--- Start of AVAILABLE DATA ---

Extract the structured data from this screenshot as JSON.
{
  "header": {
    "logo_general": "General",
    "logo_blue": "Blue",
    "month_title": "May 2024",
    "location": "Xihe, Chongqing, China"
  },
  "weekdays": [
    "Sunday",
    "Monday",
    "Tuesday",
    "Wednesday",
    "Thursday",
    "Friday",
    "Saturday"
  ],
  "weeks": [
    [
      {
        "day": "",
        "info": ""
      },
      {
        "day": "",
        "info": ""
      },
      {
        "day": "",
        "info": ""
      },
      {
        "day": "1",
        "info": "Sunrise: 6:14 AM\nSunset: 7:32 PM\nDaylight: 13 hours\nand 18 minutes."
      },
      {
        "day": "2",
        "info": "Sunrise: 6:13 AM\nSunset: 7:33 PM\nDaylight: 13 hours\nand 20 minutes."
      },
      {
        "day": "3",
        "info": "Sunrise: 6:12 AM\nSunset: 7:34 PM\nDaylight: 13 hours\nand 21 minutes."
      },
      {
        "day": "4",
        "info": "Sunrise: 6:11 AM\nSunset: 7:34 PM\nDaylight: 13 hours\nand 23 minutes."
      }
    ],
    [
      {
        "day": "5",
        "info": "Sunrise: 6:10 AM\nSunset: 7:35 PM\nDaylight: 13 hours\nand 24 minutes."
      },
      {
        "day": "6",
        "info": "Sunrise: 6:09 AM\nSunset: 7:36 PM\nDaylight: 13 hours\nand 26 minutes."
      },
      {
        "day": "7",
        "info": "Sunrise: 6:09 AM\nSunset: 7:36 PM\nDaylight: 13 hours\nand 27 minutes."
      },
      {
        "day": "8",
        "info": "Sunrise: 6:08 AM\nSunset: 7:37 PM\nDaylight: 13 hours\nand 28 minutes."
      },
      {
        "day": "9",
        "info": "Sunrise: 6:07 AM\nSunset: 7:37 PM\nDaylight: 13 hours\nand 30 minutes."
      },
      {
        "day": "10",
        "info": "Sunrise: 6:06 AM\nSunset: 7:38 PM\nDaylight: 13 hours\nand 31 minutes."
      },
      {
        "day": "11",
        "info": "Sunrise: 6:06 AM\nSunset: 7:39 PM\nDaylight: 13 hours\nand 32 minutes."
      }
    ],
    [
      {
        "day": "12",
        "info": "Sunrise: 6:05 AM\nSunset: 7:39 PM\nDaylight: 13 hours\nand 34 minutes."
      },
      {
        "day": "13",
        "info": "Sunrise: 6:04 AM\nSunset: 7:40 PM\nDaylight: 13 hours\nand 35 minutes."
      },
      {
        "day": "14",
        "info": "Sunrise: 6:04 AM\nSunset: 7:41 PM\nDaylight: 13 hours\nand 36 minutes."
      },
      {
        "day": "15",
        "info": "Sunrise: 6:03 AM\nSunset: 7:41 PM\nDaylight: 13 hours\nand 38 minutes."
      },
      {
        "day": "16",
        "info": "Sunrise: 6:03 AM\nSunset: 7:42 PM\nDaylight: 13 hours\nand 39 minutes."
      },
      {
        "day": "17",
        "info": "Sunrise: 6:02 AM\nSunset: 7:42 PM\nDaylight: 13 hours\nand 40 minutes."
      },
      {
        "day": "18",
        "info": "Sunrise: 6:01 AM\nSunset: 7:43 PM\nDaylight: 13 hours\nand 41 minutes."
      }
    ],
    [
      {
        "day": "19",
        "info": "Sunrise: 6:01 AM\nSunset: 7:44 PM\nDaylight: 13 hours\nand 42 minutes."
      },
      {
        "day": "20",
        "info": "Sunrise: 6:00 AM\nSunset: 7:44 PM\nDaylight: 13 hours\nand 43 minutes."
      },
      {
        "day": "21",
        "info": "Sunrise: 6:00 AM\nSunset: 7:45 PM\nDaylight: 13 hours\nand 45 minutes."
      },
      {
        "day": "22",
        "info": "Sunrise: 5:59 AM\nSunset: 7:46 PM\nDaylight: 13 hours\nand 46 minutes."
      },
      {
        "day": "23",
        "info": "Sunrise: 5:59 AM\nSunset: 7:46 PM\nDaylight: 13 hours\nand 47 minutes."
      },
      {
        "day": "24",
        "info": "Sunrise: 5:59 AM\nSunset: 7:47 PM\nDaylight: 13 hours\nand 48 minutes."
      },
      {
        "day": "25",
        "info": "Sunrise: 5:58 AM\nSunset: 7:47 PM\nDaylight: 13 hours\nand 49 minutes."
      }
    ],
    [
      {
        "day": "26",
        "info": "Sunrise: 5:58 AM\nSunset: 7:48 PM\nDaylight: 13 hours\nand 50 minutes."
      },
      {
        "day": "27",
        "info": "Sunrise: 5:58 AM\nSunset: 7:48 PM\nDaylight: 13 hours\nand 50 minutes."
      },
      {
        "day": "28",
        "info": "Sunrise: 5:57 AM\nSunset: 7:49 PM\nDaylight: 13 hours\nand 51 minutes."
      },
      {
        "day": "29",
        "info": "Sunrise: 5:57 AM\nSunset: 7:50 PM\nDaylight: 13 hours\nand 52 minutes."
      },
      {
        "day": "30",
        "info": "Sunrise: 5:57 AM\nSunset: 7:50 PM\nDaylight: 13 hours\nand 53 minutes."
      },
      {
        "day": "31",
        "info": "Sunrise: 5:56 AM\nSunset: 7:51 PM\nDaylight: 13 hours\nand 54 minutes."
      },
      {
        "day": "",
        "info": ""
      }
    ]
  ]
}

--- End of AVAILABLE DATA ---

[TASK TO CARRY OUT] Repeat the entries shown above, every one, word for word.

[REPLY TO THE TASK]
Extract the structured data from this screenshot as JSON.
{
  "header": {
    "logo_general": "General",
    "logo_blue": "Blue",
    "month_title": "May 2024",
    "location": "Xihe, Chongqing, China"
  },
  "weekdays": [
    "Sunday",
    "Monday",
    "Tuesday",
    "Wednesday",
    "Thursday",
    "Friday",
    "Saturday"
  ],
  "weeks": [
    [
      {
        "day": "",
        "info": ""
      },
      {
        "day": "",
        "info": ""
      },
      {
        "day": "",
        "info": ""
      },
      {
        "day": "1",
        "info": "Sunrise: 6:14 AM\nSunset: 7:32 PM\nDaylight: 13 hours\nand 18 minutes."
      },
      {
        "day": "2",
        "info": "Sunrise: 6:13 AM\nSunset: 7:33 PM\nDaylight: 13 hours\nand 20 minutes."
      },
      {
        "day": "3",
        "info": "Sunrise: 6:12 AM\nSunset: 7:34 PM\nDaylight: 13 hours\nand 21 minutes."
      },
      {
        "day": "4",
        "info": "Sunrise: 6:11 AM\nSunset: 7:34 PM\nDaylight: 13 hours\nand 23 minutes."
      }
    ],
    [
      {
        "day": "5",
        "info": "Sunrise: 6:10 AM\nSunset: 7:35 PM\nDaylight: 13 hours\nand 24 minutes."
      },
      {
        "day": "6",
        "info": "Sunrise: 6:09 AM\nSunset: 7:36 PM\nDaylight: 13 hours\nand 26 minutes."
      },
      {
        "day": "7",
        "info": "Sunrise: 6:09 AM\nSunset: 7:36 PM\nDaylight: 13 hours\nand 27 minutes."
      },
      {
        "day": "8",
        "info": "Sunrise: 6:08 AM\nSunset: 7:37 PM\nDaylight: 13 hours\nand 28 minutes."
      },
      {
        "day": "9",
        "info": "Sunrise: 6:07 AM\nSunset: 7:37 PM\nDaylight: 13 hours\nand 30 minutes."
      },
      {
        "day": "10",
        "info": "Sunrise: 6:06 AM\nSunset: 7:38 PM\nDaylight: 13 hours\nand 31 minutes."
      },
      {
        "day": "11",
        "info": "Sunrise: 6:06 AM\nSunset: 7:39 PM\nDaylight: 13 hours\nand 32 minutes."
      }
    ],
    [
      {
        "day": "12",
        "info": "Sunrise: 6:05 AM\nSunset: 7:39 PM\nDaylight: 13 hours\nand 34 minutes."
      },
      {
        "day": "13",
        "info": "Sunrise: 6:04 AM\nSunset: 7:40 PM\nDaylight: 13 hours\nand 35 minutes."
      },
      {
        "day": "14",
        "info": "Sunrise: 6:04 AM\nSunset: 7:41 PM\nDaylight: 13 hours\nand 36 minutes."
      },
      {
        "day": "15",
        "info": "Sunrise: 6:03 AM\nSunset: 7:41 PM\nDaylight: 13 hours\nand 38 minutes."
      },
      {
        "day": "16",
        "info": "Sunrise: 6:03 AM\nSunset: 7:42 PM\nDaylight: 13 hours\nand 39 minutes."
      },
      {
        "day": "17",
        "info": "Sunrise: 6:02 AM\nSunset: 7:42 PM\nDaylight: 13 hours\nand 40 minutes."
      },
      {
        "day": "18",
        "info": "Sunrise: 6:01 AM\nSunset: 7:43 PM\nDaylight: 13 hours\nand 41 minutes."
      }
    ],
    [
      {
        "day": "19",
        "info": "Sunrise: 6:01 AM\nSunset: 7:44 PM\nDaylight: 13 hours\nand 42 minutes."
      },
      {
        "day": "20",
        "info": "Sunrise: 6:00 AM\nSunset: 7:44 PM\nDaylight: 13 hours\nand 43 minutes."
      },
      {
        "day": "21",
        "info": "Sunrise: 6:00 AM\nSunset: 7:45 PM\nDaylight: 13 hours\nand 45 minutes."
      },
      {
        "day": "22",
        "info": "Sunrise: 5:59 AM\nSunset: 7:46 PM\nDaylight: 13 hours\nand 46 minutes."
      },
      {
        "day": "23",
        "info": "Sunrise: 5:59 AM\nSunset: 7:46 PM\nDaylight: 13 hours\nand 47 minutes."
      },
      {
        "day": "24",
        "info": "Sunrise: 5:59 AM\nSunset: 7:47 PM\nDaylight: 13 hours\nand 48 minutes."
      },
      {
        "day": "25",
        "info": "Sunrise: 5:58 AM\nSunset: 7:47 PM\nDaylight: 13 hours\nand 49 minutes."
      }
    ],
    [
      {
        "day": "26",
        "info": "Sunrise: 5:58 AM\nSunset: 7:48 PM\nDaylight: 13 hours\nand 50 minutes."
      },
      {
        "day": "27",
        "info": "Sunrise: 5:58 AM\nSunset: 7:48 PM\nDaylight: 13 hours\nand 50 minutes."
      },
      {
        "day": "28",
        "info": "Sunrise: 5:57 AM\nSunset: 7:49 PM\nDaylight: 13 hours\nand 51 minutes."
      },
      {
        "day": "29",
        "info": "Sunrise: 5:57 AM\nSunset: 7:50 PM\nDaylight: 13 hours\nand 52 minutes."
      },
      {
        "day": "30",
        "info": "Sunrise: 5:57 AM\nSunset: 7:50 PM\nDaylight: 13 hours\nand 53 minutes."
      },
      {
        "day": "31",
        "info": "Sunrise: 5:56 AM\nSunset: 7:51 PM\nDaylight: 13 hours\nand 54 minutes."
      },
      {
        "day": "",
        "info": ""
      }
    ]
  ]
}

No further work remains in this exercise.